### Dataset records on visual material
* * * * * * * * *
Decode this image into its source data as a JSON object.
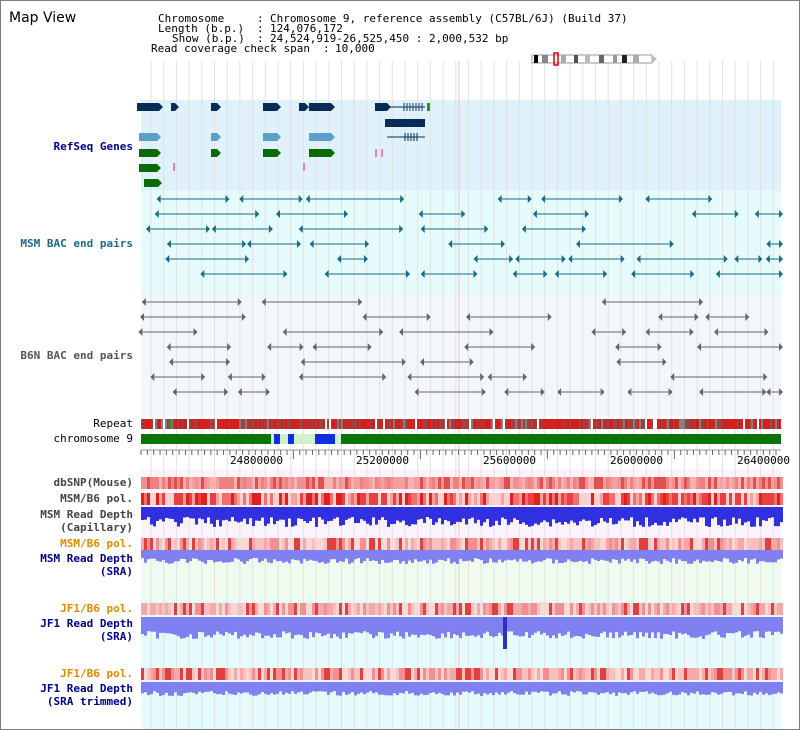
{
  "header": {
    "title": "Map View",
    "chromosome_label": "Chromosome",
    "chromosome_value": "Chromosome 9, reference assembly (C57BL/6J) (Build 37)",
    "length_label": "Length (b.p.)",
    "length_value": "124,076,172",
    "show_label": "Show (b.p.)",
    "show_value": "24,524,919-26,525,450 : 2,000,532 bp",
    "coverage_label": "Read coverage check span",
    "coverage_value": "10,000",
    "separator": ":"
  },
  "tracks": {
    "refseq": "RefSeq Genes",
    "msm_bac": "MSM BAC end pairs",
    "b6n_bac": "B6N BAC end pairs",
    "repeat": "Repeat",
    "chromosome": "chromosome 9",
    "dbsnp": "dbSNP(Mouse)",
    "msm_b6_pol": "MSM/B6 pol.",
    "msm_read_depth_cap_1": "MSM Read Depth",
    "msm_read_depth_cap_2": "(Capillary)",
    "msm_b6_pol_2": "MSM/B6 pol.",
    "msm_read_depth_sra_1": "MSM Read Depth",
    "msm_read_depth_sra_2": "(SRA)",
    "jf1_b6_pol_1": "JF1/B6 pol.",
    "jf1_read_depth_sra_1": "JF1 Read Depth",
    "jf1_read_depth_sra_2": "(SRA)",
    "jf1_b6_pol_2": "JF1/B6 pol.",
    "jf1_read_depth_trim_1": "JF1 Read Depth",
    "jf1_read_depth_trim_2": "(SRA trimmed)"
  },
  "axis": {
    "ticks": [
      "24800000",
      "25200000",
      "25600000",
      "26000000",
      "26400000"
    ]
  },
  "colors": {
    "refseq_bg": "#dff1fb",
    "msm_bg": "#e6fbfb",
    "b6n_bg": "#f3f6fb",
    "gene_dark": "#0a2a5a",
    "gene_light": "#5aa0c8",
    "gene_green": "#0a6a0a",
    "bac_msm": "#1a6a8a",
    "bac_b6n": "#666666",
    "chrom_green": "#0a740a",
    "chrom_blue": "#1030e0",
    "depth_blue": "#3030e0",
    "depth_light": "#8080f0",
    "pol_orange": "#e08a00",
    "label_blue": "#00008b"
  }
}
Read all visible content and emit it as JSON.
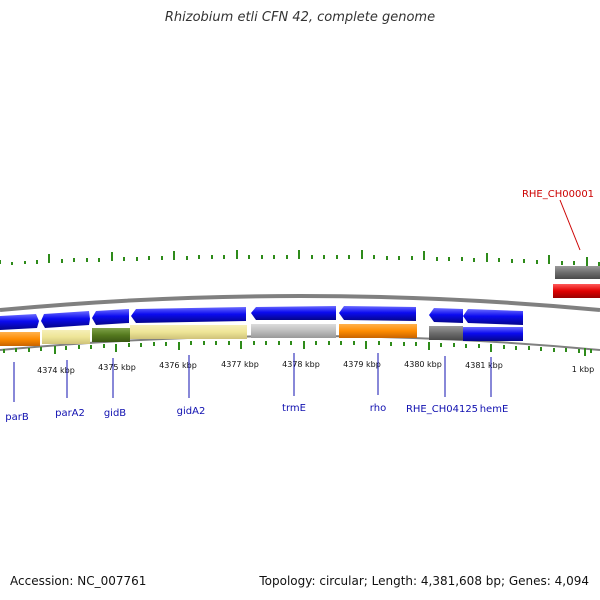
{
  "title": "Rhizobium etli CFN 42, complete genome",
  "footer": {
    "accession": "Accession: NC_007761",
    "summary": "Topology: circular; Length: 4,381,608 bp; Genes: 4,094"
  },
  "colors": {
    "forward_cds": "#0b0bf0",
    "cds_highlight": "#ff8c00",
    "pale_feature": "#eee597",
    "olive_feature": "#557a1f",
    "gray_feature": "#bdbdbd",
    "dark_gray_feature": "#6e6e6e",
    "red_feature": "#e00000",
    "tick_green": "#2e8b1a",
    "backbone": "#808080",
    "label_blue": "#1010b0",
    "label_red": "#cc0000"
  },
  "scale_labels": [
    "4374 kbp",
    "4375 kbp",
    "4376 kbp",
    "4377 kbp",
    "4378 kbp",
    "4379 kbp",
    "4380 kbp",
    "4381 kbp",
    "1 kbp"
  ],
  "gene_labels": [
    {
      "name": "parB",
      "color": "blue"
    },
    {
      "name": "parA2",
      "color": "blue"
    },
    {
      "name": "gidB",
      "color": "blue"
    },
    {
      "name": "gidA2",
      "color": "blue"
    },
    {
      "name": "trmE",
      "color": "blue"
    },
    {
      "name": "rho",
      "color": "blue"
    },
    {
      "name": "RHE_CH04125",
      "color": "blue"
    },
    {
      "name": "hemE",
      "color": "blue"
    },
    {
      "name": "RHE_CH00001",
      "color": "red"
    }
  ]
}
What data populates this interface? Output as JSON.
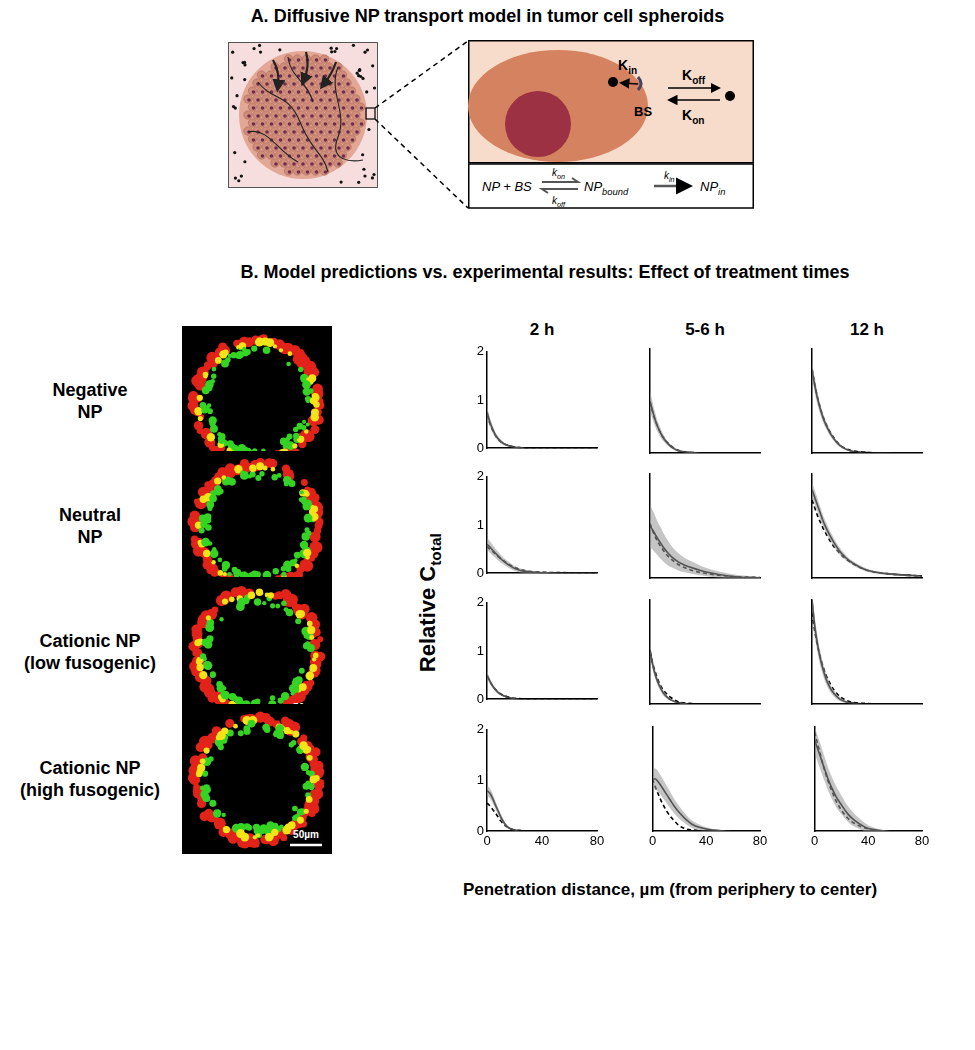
{
  "panel_a": {
    "title": "A. Diffusive NP transport model in tumor cell spheroids",
    "rate_in": {
      "text": "K",
      "subscript": "in"
    },
    "binding_site": "BS",
    "rate_off": {
      "text": "K",
      "subscript": "off"
    },
    "rate_on": {
      "text": "K",
      "subscript": "on"
    },
    "scheme": {
      "reactants": "NP + BS",
      "k_on": {
        "text": "k",
        "subscript": "on"
      },
      "k_off": {
        "text": "k",
        "subscript": "off"
      },
      "bound": {
        "text": "NP",
        "subscript": "bound"
      },
      "k_in": {
        "text": "k",
        "subscript": "in"
      },
      "product": {
        "text": "NP",
        "subscript": "in"
      }
    }
  },
  "panel_b": {
    "title": "B.  Model predictions vs. experimental results: Effect of treatment times",
    "columns": [
      "2 h",
      "5-6 h",
      "12 h"
    ],
    "rows": [
      [
        "Negative",
        "NP"
      ],
      [
        "Neutral",
        "NP"
      ],
      [
        "Cationic NP",
        "(low fusogenic)"
      ],
      [
        "Cationic NP",
        "(high fusogenic)"
      ]
    ],
    "scale_bar": "50µm",
    "y_label": {
      "text": "Relative C",
      "subscript": "total"
    },
    "x_label": "Penetration distance, µm (from periphery to center)"
  },
  "chart_data": [
    {
      "type": "line",
      "x": [
        0,
        2,
        4,
        6,
        8,
        10,
        13,
        16,
        20,
        25,
        30,
        40,
        60,
        80
      ],
      "xlim": [
        0,
        80
      ],
      "xticks": [
        0,
        40,
        80
      ],
      "ylim": [
        0,
        2
      ],
      "yticks": [
        0,
        1,
        2
      ],
      "grid": false,
      "tick_labels": "y",
      "series": [
        {
          "color": "#000000",
          "line_style": "solid",
          "values": [
            0.75,
            0.55,
            0.4,
            0.28,
            0.2,
            0.14,
            0.08,
            0.05,
            0.02,
            0.01,
            0,
            0,
            0,
            0
          ],
          "error": [
            0.12,
            0.1,
            0.08,
            0.06,
            0.05,
            0.04,
            0.03,
            0.02,
            0.01,
            0.01,
            0,
            0,
            0,
            0
          ]
        },
        {
          "color": "#000000",
          "line_style": "dashed",
          "values": [
            0.7,
            0.52,
            0.38,
            0.27,
            0.19,
            0.13,
            0.08,
            0.05,
            0.02,
            0.01,
            0,
            0,
            0,
            0
          ]
        }
      ]
    },
    {
      "type": "line",
      "x": [
        0,
        2,
        4,
        6,
        8,
        10,
        13,
        16,
        20,
        25,
        30,
        40,
        60,
        80
      ],
      "xlim": [
        0,
        80
      ],
      "xticks": [
        0,
        40,
        80
      ],
      "ylim": [
        0,
        2
      ],
      "yticks": [
        0,
        1,
        2
      ],
      "grid": false,
      "tick_labels": false,
      "series": [
        {
          "color": "#000000",
          "line_style": "solid",
          "values": [
            1.0,
            0.8,
            0.62,
            0.48,
            0.37,
            0.28,
            0.18,
            0.11,
            0.05,
            0.02,
            0.01,
            0,
            0,
            0
          ],
          "error": [
            0.2,
            0.16,
            0.13,
            0.1,
            0.08,
            0.06,
            0.04,
            0.03,
            0.02,
            0.01,
            0.01,
            0,
            0,
            0
          ]
        },
        {
          "color": "#000000",
          "line_style": "dashed",
          "values": [
            0.98,
            0.78,
            0.61,
            0.48,
            0.37,
            0.29,
            0.19,
            0.12,
            0.06,
            0.02,
            0.01,
            0,
            0,
            0
          ]
        }
      ]
    },
    {
      "type": "line",
      "x": [
        0,
        2,
        4,
        6,
        8,
        10,
        13,
        16,
        20,
        25,
        30,
        40,
        60,
        80
      ],
      "xlim": [
        0,
        80
      ],
      "xticks": [
        0,
        40,
        80
      ],
      "ylim": [
        0,
        2
      ],
      "yticks": [
        0,
        1,
        2
      ],
      "grid": false,
      "tick_labels": false,
      "series": [
        {
          "color": "#000000",
          "line_style": "solid",
          "values": [
            1.6,
            1.3,
            1.05,
            0.85,
            0.68,
            0.55,
            0.39,
            0.27,
            0.15,
            0.07,
            0.03,
            0.01,
            0,
            0
          ],
          "error": [
            0.15,
            0.14,
            0.12,
            0.1,
            0.09,
            0.07,
            0.06,
            0.04,
            0.03,
            0.02,
            0.01,
            0,
            0,
            0
          ]
        },
        {
          "color": "#000000",
          "line_style": "dashed",
          "values": [
            1.62,
            1.32,
            1.07,
            0.87,
            0.7,
            0.57,
            0.41,
            0.29,
            0.16,
            0.08,
            0.04,
            0.01,
            0,
            0
          ]
        }
      ]
    },
    {
      "type": "line",
      "x": [
        0,
        2,
        4,
        6,
        8,
        10,
        13,
        16,
        20,
        25,
        30,
        40,
        60,
        80
      ],
      "xlim": [
        0,
        80
      ],
      "xticks": [
        0,
        40,
        80
      ],
      "ylim": [
        0,
        2
      ],
      "yticks": [
        0,
        1,
        2
      ],
      "grid": false,
      "tick_labels": "y",
      "series": [
        {
          "color": "#000000",
          "line_style": "solid",
          "values": [
            0.6,
            0.55,
            0.48,
            0.42,
            0.36,
            0.3,
            0.23,
            0.17,
            0.1,
            0.05,
            0.03,
            0.01,
            0,
            0
          ],
          "error": [
            0.12,
            0.12,
            0.11,
            0.1,
            0.09,
            0.08,
            0.07,
            0.06,
            0.05,
            0.04,
            0.03,
            0.02,
            0.01,
            0.01
          ]
        },
        {
          "color": "#000000",
          "line_style": "dashed",
          "values": [
            0.55,
            0.5,
            0.45,
            0.4,
            0.35,
            0.3,
            0.24,
            0.18,
            0.12,
            0.07,
            0.04,
            0.02,
            0.01,
            0
          ]
        }
      ]
    },
    {
      "type": "line",
      "x": [
        0,
        2,
        4,
        6,
        8,
        10,
        13,
        16,
        20,
        25,
        30,
        40,
        60,
        80
      ],
      "xlim": [
        0,
        80
      ],
      "xticks": [
        0,
        40,
        80
      ],
      "ylim": [
        0,
        2
      ],
      "yticks": [
        0,
        1,
        2
      ],
      "grid": false,
      "tick_labels": false,
      "series": [
        {
          "color": "#000000",
          "line_style": "solid",
          "values": [
            1.0,
            0.92,
            0.83,
            0.74,
            0.66,
            0.58,
            0.48,
            0.4,
            0.32,
            0.25,
            0.2,
            0.12,
            0.03,
            0
          ],
          "error": [
            0.4,
            0.38,
            0.35,
            0.32,
            0.3,
            0.27,
            0.24,
            0.2,
            0.17,
            0.14,
            0.12,
            0.08,
            0.04,
            0.02
          ]
        },
        {
          "color": "#000000",
          "line_style": "dashed",
          "values": [
            1.05,
            0.9,
            0.78,
            0.68,
            0.6,
            0.52,
            0.42,
            0.35,
            0.27,
            0.2,
            0.15,
            0.09,
            0.03,
            0.01
          ]
        }
      ]
    },
    {
      "type": "line",
      "x": [
        0,
        2,
        4,
        6,
        8,
        10,
        13,
        16,
        20,
        25,
        30,
        40,
        60,
        80
      ],
      "xlim": [
        0,
        80
      ],
      "xticks": [
        0,
        40,
        80
      ],
      "ylim": [
        0,
        2
      ],
      "yticks": [
        0,
        1,
        2
      ],
      "grid": false,
      "tick_labels": false,
      "series": [
        {
          "color": "#000000",
          "line_style": "solid",
          "values": [
            1.7,
            1.55,
            1.4,
            1.25,
            1.1,
            0.98,
            0.82,
            0.68,
            0.52,
            0.38,
            0.28,
            0.15,
            0.07,
            0.04
          ],
          "error": [
            0.15,
            0.14,
            0.13,
            0.12,
            0.11,
            0.1,
            0.09,
            0.08,
            0.07,
            0.05,
            0.04,
            0.03,
            0.02,
            0.01
          ]
        },
        {
          "color": "#000000",
          "line_style": "dashed",
          "values": [
            1.5,
            1.35,
            1.2,
            1.08,
            0.96,
            0.86,
            0.72,
            0.6,
            0.48,
            0.36,
            0.27,
            0.15,
            0.07,
            0.04
          ]
        }
      ]
    },
    {
      "type": "line",
      "x": [
        0,
        2,
        4,
        6,
        8,
        10,
        13,
        16,
        20,
        25,
        30,
        40,
        60,
        80
      ],
      "xlim": [
        0,
        80
      ],
      "xticks": [
        0,
        40,
        80
      ],
      "ylim": [
        0,
        2
      ],
      "yticks": [
        0,
        1,
        2
      ],
      "grid": false,
      "tick_labels": "y",
      "series": [
        {
          "color": "#000000",
          "line_style": "solid",
          "values": [
            0.5,
            0.38,
            0.28,
            0.2,
            0.14,
            0.1,
            0.06,
            0.03,
            0.01,
            0,
            0,
            0,
            0,
            0
          ],
          "error": [
            0.08,
            0.06,
            0.05,
            0.04,
            0.03,
            0.02,
            0.02,
            0.01,
            0.01,
            0,
            0,
            0,
            0,
            0
          ]
        },
        {
          "color": "#000000",
          "line_style": "dashed",
          "values": [
            0.48,
            0.37,
            0.28,
            0.21,
            0.15,
            0.11,
            0.07,
            0.04,
            0.02,
            0.01,
            0,
            0,
            0,
            0
          ]
        }
      ]
    },
    {
      "type": "line",
      "x": [
        0,
        2,
        4,
        6,
        8,
        10,
        13,
        16,
        20,
        25,
        30,
        40,
        60,
        80
      ],
      "xlim": [
        0,
        80
      ],
      "xticks": [
        0,
        40,
        80
      ],
      "ylim": [
        0,
        2
      ],
      "yticks": [
        0,
        1,
        2
      ],
      "grid": false,
      "tick_labels": false,
      "series": [
        {
          "color": "#000000",
          "line_style": "solid",
          "values": [
            1.05,
            0.75,
            0.55,
            0.4,
            0.29,
            0.2,
            0.12,
            0.07,
            0.03,
            0.01,
            0,
            0,
            0,
            0
          ],
          "error": [
            0.1,
            0.09,
            0.08,
            0.07,
            0.06,
            0.05,
            0.03,
            0.02,
            0.01,
            0.01,
            0,
            0,
            0,
            0
          ]
        },
        {
          "color": "#000000",
          "line_style": "dashed",
          "values": [
            1.0,
            0.78,
            0.6,
            0.45,
            0.34,
            0.26,
            0.17,
            0.11,
            0.05,
            0.02,
            0.01,
            0,
            0,
            0
          ]
        }
      ]
    },
    {
      "type": "line",
      "x": [
        0,
        2,
        4,
        6,
        8,
        10,
        13,
        16,
        20,
        25,
        30,
        40,
        60,
        80
      ],
      "xlim": [
        0,
        80
      ],
      "xticks": [
        0,
        40,
        80
      ],
      "ylim": [
        0,
        2
      ],
      "yticks": [
        0,
        1,
        2
      ],
      "grid": false,
      "tick_labels": false,
      "series": [
        {
          "color": "#000000",
          "line_style": "solid",
          "values": [
            2.0,
            1.5,
            1.15,
            0.88,
            0.67,
            0.5,
            0.32,
            0.2,
            0.1,
            0.04,
            0.02,
            0,
            0,
            0
          ],
          "error": [
            0.2,
            0.18,
            0.16,
            0.14,
            0.12,
            0.1,
            0.08,
            0.06,
            0.04,
            0.02,
            0.01,
            0,
            0,
            0
          ]
        },
        {
          "color": "#000000",
          "line_style": "dashed",
          "values": [
            1.75,
            1.4,
            1.12,
            0.9,
            0.72,
            0.57,
            0.4,
            0.27,
            0.15,
            0.07,
            0.03,
            0.01,
            0,
            0
          ]
        }
      ]
    },
    {
      "type": "line",
      "x": [
        0,
        2,
        4,
        6,
        8,
        10,
        13,
        16,
        20,
        25,
        30,
        40,
        60,
        80
      ],
      "xlim": [
        0,
        80
      ],
      "xticks": [
        0,
        40,
        80
      ],
      "ylim": [
        0,
        2
      ],
      "yticks": [
        0,
        1,
        2
      ],
      "grid": false,
      "tick_labels": true,
      "series": [
        {
          "color": "#000000",
          "line_style": "solid",
          "values": [
            0.8,
            0.75,
            0.65,
            0.52,
            0.4,
            0.28,
            0.14,
            0.06,
            0.02,
            0,
            0,
            0,
            0,
            0
          ],
          "error": [
            0.1,
            0.1,
            0.09,
            0.08,
            0.07,
            0.06,
            0.04,
            0.02,
            0.01,
            0,
            0,
            0,
            0,
            0
          ]
        },
        {
          "color": "#000000",
          "line_style": "dashed",
          "values": [
            0.55,
            0.5,
            0.43,
            0.36,
            0.28,
            0.2,
            0.11,
            0.06,
            0.02,
            0.01,
            0,
            0,
            0,
            0
          ]
        }
      ]
    },
    {
      "type": "line",
      "x": [
        0,
        2,
        4,
        6,
        8,
        10,
        13,
        16,
        20,
        25,
        30,
        40,
        60,
        80
      ],
      "xlim": [
        0,
        80
      ],
      "xticks": [
        0,
        40,
        80
      ],
      "ylim": [
        0,
        2
      ],
      "yticks": [
        0,
        1,
        2
      ],
      "grid": false,
      "tick_labels": "x",
      "series": [
        {
          "color": "#000000",
          "line_style": "solid",
          "values": [
            1.0,
            1.0,
            0.95,
            0.88,
            0.8,
            0.72,
            0.6,
            0.48,
            0.35,
            0.22,
            0.12,
            0.04,
            0,
            0
          ],
          "error": [
            0.2,
            0.2,
            0.2,
            0.19,
            0.18,
            0.17,
            0.16,
            0.14,
            0.12,
            0.09,
            0.07,
            0.03,
            0,
            0
          ]
        },
        {
          "color": "#000000",
          "line_style": "dashed",
          "values": [
            1.0,
            0.85,
            0.72,
            0.6,
            0.5,
            0.4,
            0.29,
            0.2,
            0.1,
            0.04,
            0.02,
            0,
            0,
            0
          ]
        }
      ]
    },
    {
      "type": "line",
      "x": [
        0,
        2,
        4,
        6,
        8,
        10,
        13,
        16,
        20,
        25,
        30,
        40,
        60,
        80
      ],
      "xlim": [
        0,
        80
      ],
      "xticks": [
        0,
        40,
        80
      ],
      "ylim": [
        0,
        2
      ],
      "yticks": [
        0,
        1,
        2
      ],
      "grid": false,
      "tick_labels": "x",
      "series": [
        {
          "color": "#000000",
          "line_style": "solid",
          "values": [
            1.75,
            1.6,
            1.45,
            1.3,
            1.15,
            1.0,
            0.82,
            0.66,
            0.5,
            0.32,
            0.2,
            0.05,
            0,
            0
          ],
          "error": [
            0.25,
            0.25,
            0.25,
            0.24,
            0.23,
            0.22,
            0.21,
            0.2,
            0.18,
            0.15,
            0.12,
            0.06,
            0,
            0
          ]
        },
        {
          "color": "#000000",
          "line_style": "dashed",
          "values": [
            1.9,
            1.7,
            1.5,
            1.3,
            1.12,
            0.96,
            0.76,
            0.58,
            0.4,
            0.24,
            0.14,
            0.04,
            0,
            0
          ]
        }
      ]
    }
  ]
}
* * * * * * * * *
### PROBLEM DESCRIPTION
When you find a line in the records that contains the word "pairs", copy it.

### SOLUTION FOR THIS EXERCISE
    "msm_bac": "MSM BAC end pairs",
    "b6n_bac": "B6N BAC end pairs",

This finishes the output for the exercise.